### WHAT THE TASK REQUIRES
Isolate every line in the records below with "sebinsua" in it.

------------------------------------------------

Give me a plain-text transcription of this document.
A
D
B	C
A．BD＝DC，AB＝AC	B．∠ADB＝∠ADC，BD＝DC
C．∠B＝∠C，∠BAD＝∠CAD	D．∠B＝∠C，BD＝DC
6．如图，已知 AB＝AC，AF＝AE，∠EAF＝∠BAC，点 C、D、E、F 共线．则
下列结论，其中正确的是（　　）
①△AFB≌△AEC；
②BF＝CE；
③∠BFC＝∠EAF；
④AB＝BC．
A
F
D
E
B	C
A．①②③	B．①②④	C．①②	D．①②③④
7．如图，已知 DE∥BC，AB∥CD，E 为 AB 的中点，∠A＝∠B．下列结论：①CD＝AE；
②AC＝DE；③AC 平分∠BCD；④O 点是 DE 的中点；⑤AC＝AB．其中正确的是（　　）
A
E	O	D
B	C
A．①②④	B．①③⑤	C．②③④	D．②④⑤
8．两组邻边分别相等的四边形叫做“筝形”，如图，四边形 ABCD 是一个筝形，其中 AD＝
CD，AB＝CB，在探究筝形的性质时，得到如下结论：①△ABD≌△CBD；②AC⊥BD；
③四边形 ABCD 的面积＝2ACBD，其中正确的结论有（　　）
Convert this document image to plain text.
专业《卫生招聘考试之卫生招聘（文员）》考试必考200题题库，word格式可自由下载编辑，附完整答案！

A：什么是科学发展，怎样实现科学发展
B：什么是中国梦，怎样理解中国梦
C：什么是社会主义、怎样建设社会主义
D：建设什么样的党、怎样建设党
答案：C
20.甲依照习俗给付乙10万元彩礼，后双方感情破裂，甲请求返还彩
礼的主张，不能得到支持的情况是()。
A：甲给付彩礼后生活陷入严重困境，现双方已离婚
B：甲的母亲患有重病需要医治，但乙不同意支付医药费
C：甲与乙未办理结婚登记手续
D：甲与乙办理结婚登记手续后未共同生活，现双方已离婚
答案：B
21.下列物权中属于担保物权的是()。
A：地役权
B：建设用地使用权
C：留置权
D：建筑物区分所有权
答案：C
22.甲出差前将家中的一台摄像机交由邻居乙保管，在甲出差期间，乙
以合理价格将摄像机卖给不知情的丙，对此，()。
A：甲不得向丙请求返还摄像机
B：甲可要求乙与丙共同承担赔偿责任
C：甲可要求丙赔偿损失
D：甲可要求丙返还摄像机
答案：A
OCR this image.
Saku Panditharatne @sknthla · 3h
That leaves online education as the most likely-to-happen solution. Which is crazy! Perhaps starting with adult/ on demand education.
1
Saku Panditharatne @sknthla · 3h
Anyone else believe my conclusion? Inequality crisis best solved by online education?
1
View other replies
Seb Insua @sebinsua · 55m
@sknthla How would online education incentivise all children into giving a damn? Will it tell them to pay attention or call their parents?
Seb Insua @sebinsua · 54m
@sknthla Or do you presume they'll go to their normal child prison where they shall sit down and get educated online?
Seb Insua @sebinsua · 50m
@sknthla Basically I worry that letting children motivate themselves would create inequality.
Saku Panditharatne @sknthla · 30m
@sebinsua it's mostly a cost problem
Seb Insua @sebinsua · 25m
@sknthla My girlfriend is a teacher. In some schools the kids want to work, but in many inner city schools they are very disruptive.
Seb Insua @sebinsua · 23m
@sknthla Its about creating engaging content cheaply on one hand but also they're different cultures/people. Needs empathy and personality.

------------------------------------------------

### CORRECT RESPONSE
Seb Insua @sebinsua · 55m
Seb Insua @sebinsua · 54m
Seb Insua @sebinsua · 50m
@sebinsua it's mostly a cost problem
Seb Insua @sebinsua · 25m
Seb Insua @sebinsua · 23m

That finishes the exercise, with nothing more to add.